(Stored entries)
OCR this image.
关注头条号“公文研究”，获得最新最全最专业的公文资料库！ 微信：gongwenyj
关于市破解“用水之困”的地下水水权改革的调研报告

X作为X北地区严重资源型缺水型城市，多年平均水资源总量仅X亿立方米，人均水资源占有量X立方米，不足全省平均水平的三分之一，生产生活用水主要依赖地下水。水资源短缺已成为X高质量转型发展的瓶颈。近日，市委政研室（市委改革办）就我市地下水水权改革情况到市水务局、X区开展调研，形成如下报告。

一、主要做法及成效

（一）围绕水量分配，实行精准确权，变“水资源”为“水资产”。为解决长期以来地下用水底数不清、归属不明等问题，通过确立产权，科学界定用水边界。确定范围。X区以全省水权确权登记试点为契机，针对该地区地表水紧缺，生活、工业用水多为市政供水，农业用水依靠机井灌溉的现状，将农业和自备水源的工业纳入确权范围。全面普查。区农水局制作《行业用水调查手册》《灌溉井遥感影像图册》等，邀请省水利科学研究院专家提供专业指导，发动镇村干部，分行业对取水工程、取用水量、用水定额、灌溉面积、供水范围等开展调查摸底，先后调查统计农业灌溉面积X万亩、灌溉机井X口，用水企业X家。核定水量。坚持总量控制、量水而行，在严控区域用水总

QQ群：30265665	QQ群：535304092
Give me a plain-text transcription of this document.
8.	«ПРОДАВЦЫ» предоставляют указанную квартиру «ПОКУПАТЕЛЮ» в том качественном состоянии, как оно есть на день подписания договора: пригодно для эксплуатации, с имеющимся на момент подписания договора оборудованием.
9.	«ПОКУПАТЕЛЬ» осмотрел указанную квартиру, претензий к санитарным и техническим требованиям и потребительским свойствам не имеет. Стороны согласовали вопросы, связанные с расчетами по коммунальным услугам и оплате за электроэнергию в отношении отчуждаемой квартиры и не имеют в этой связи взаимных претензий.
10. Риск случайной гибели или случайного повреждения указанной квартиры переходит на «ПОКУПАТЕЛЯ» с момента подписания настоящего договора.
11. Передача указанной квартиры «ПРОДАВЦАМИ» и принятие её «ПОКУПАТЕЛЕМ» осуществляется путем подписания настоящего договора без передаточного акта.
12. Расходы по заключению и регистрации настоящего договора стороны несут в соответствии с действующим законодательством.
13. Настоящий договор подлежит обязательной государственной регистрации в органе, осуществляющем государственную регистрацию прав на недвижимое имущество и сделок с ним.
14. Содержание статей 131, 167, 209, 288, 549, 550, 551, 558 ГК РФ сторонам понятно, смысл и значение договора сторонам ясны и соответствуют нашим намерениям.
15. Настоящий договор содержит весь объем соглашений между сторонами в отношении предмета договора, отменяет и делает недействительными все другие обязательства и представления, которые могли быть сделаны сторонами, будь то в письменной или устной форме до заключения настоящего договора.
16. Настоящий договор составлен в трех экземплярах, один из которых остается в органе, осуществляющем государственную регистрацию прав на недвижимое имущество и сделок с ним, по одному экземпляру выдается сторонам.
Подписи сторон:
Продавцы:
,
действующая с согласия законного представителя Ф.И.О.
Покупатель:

:: STATED TASK ::
Say how many lines in the entries contain the string "осуществляющем", and say nothing else.

:: IN RESPONSE ::
2